## Source material
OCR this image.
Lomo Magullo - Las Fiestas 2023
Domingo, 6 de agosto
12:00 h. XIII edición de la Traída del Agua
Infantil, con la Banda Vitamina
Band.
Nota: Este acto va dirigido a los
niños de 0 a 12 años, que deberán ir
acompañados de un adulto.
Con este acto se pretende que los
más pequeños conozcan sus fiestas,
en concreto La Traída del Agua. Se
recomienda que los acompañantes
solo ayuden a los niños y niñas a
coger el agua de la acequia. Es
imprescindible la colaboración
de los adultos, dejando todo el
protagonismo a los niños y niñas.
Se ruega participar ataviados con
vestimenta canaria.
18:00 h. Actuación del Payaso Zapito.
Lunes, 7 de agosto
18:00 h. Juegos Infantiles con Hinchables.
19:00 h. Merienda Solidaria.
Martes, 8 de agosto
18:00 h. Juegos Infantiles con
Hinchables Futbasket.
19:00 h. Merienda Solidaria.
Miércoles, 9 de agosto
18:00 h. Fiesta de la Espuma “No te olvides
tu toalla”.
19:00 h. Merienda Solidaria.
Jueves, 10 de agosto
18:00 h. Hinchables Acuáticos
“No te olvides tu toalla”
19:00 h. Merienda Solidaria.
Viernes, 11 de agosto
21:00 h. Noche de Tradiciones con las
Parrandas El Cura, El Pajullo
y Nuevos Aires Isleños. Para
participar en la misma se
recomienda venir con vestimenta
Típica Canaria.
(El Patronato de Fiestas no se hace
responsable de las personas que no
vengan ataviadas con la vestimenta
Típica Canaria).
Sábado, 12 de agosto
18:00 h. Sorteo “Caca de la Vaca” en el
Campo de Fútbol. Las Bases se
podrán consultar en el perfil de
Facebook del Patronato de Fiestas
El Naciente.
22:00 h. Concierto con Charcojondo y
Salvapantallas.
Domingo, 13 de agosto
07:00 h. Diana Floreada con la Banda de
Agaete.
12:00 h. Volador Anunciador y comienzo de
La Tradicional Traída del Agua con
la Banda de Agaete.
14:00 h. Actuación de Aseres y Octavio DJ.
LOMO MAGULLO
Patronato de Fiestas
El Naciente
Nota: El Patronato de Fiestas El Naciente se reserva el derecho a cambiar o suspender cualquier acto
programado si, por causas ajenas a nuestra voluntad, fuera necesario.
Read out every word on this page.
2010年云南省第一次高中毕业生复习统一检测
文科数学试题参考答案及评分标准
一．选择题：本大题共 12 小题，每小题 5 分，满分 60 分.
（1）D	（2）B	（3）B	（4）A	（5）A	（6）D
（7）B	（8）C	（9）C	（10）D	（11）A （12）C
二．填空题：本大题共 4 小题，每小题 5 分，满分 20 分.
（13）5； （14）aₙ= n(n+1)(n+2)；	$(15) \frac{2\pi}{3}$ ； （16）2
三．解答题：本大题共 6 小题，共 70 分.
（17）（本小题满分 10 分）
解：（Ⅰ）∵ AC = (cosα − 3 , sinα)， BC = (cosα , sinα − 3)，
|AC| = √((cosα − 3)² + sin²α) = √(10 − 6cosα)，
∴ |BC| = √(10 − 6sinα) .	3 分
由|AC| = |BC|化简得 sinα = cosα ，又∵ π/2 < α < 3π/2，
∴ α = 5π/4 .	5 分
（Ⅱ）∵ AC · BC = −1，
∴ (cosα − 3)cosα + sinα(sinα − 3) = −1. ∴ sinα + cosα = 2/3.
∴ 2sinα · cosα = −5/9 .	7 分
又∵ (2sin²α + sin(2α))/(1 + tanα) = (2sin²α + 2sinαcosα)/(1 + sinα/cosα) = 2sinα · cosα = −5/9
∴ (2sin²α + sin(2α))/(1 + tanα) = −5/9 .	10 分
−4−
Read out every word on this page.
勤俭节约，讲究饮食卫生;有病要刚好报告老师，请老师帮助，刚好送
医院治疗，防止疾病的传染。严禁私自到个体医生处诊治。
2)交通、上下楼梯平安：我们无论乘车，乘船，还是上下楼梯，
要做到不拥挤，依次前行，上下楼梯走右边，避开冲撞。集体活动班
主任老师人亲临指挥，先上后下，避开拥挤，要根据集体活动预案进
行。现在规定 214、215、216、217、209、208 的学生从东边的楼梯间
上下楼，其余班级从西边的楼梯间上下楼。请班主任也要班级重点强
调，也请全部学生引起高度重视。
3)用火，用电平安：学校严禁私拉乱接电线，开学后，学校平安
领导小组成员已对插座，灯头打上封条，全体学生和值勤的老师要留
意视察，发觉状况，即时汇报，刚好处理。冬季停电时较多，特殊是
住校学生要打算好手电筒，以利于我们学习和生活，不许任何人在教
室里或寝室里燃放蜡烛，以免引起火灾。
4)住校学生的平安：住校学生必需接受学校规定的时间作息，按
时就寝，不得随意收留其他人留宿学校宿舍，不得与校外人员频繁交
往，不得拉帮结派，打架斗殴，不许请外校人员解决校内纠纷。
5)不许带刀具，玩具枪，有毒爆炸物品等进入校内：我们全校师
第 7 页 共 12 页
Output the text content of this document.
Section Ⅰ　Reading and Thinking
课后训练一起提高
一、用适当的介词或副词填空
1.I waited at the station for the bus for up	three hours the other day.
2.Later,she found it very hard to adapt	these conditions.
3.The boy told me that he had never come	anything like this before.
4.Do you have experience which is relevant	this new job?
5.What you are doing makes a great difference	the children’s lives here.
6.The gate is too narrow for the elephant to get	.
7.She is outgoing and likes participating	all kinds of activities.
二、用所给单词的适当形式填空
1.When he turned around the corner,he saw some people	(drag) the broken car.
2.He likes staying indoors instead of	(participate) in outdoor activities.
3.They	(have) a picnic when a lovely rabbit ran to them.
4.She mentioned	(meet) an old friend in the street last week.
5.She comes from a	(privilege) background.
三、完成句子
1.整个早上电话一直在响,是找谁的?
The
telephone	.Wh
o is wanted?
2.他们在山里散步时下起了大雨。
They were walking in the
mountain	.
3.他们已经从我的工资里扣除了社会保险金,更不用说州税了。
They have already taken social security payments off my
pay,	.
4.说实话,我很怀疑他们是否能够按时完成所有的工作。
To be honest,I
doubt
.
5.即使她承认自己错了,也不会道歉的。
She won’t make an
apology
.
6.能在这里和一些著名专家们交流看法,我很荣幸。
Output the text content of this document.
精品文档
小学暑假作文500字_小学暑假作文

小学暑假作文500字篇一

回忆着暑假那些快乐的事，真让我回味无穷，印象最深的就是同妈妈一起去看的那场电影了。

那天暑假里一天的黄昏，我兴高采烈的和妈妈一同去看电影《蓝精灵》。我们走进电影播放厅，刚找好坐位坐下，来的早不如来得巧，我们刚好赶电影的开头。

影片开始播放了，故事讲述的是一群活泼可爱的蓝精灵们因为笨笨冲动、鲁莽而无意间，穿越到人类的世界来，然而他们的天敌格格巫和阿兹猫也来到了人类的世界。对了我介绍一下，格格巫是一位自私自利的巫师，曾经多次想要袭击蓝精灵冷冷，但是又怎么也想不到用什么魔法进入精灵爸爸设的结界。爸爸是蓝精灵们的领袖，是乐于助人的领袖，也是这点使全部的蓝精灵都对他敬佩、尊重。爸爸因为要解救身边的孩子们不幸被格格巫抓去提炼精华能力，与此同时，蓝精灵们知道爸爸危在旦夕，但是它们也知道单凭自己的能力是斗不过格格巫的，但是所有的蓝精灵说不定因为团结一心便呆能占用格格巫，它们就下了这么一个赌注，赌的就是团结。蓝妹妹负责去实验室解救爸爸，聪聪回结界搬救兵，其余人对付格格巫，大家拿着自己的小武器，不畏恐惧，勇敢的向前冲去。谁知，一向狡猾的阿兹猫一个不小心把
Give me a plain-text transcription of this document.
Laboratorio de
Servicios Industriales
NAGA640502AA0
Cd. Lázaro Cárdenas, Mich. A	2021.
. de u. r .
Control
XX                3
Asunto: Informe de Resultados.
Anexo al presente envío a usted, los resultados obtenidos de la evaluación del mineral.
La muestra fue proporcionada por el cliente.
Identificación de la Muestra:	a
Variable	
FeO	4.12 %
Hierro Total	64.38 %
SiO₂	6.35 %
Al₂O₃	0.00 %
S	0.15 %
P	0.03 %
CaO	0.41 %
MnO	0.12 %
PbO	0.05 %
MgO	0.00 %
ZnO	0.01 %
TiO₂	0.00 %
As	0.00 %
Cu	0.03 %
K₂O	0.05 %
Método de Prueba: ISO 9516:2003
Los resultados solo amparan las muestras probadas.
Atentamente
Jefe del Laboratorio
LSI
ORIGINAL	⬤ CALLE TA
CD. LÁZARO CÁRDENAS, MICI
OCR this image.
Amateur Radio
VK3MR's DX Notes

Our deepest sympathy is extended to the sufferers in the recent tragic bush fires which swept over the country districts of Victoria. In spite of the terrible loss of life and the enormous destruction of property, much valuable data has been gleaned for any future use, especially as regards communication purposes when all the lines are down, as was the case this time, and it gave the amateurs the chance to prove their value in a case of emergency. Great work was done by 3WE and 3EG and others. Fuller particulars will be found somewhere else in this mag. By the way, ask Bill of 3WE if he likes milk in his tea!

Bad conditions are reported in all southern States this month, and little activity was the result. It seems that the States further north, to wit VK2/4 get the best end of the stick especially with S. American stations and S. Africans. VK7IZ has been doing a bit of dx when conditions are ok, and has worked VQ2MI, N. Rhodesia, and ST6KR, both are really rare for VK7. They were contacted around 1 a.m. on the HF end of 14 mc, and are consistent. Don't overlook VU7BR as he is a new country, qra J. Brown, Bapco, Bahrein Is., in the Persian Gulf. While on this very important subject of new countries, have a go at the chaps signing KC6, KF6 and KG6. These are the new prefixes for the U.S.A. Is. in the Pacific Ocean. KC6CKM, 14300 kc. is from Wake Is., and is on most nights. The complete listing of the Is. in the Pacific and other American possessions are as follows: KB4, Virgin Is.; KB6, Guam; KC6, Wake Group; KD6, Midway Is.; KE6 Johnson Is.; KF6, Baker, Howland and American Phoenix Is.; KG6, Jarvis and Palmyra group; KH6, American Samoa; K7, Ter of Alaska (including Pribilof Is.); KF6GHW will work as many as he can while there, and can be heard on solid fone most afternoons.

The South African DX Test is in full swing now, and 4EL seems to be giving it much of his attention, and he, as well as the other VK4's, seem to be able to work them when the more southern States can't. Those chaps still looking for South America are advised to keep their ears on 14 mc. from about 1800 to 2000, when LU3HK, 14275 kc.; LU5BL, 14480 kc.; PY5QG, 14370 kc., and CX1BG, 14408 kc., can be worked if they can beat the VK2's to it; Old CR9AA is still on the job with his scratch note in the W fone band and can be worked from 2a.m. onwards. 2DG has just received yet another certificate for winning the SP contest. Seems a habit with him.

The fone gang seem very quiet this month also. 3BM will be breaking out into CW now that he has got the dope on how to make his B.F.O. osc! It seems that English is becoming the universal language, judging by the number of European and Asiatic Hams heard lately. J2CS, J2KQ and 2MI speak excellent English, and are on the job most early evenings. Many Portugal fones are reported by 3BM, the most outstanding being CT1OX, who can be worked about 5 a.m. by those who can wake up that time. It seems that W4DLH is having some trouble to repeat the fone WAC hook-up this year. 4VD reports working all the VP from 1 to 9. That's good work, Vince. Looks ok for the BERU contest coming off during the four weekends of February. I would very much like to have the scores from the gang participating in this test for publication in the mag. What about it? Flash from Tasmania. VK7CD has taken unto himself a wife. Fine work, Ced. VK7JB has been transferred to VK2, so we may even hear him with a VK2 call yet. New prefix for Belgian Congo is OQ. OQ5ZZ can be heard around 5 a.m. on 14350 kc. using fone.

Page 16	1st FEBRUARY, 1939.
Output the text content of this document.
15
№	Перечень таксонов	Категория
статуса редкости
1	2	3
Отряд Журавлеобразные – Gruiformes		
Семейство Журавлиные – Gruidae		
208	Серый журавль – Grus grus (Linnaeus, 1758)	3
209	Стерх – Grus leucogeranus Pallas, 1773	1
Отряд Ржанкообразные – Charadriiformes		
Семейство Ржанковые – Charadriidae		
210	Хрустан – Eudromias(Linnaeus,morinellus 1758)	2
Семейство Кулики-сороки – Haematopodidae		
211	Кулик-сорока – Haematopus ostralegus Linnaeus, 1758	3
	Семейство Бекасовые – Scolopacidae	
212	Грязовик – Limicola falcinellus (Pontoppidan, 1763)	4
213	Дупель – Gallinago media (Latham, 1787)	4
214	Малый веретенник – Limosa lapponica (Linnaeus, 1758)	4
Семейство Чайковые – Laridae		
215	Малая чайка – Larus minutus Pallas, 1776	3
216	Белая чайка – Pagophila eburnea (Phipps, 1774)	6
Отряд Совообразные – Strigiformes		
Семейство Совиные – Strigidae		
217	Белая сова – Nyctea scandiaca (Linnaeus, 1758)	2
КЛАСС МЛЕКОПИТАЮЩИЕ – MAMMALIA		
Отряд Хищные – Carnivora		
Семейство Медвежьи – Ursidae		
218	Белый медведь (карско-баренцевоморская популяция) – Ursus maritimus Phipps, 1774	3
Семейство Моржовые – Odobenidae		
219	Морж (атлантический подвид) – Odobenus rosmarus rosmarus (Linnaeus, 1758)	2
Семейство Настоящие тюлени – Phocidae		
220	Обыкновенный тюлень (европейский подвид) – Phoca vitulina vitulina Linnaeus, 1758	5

## Task directions
Report back each line of the entries that holds the string "Domingo".

## Exercise output
Domingo, 6 de agosto
Domingo, 13 de agosto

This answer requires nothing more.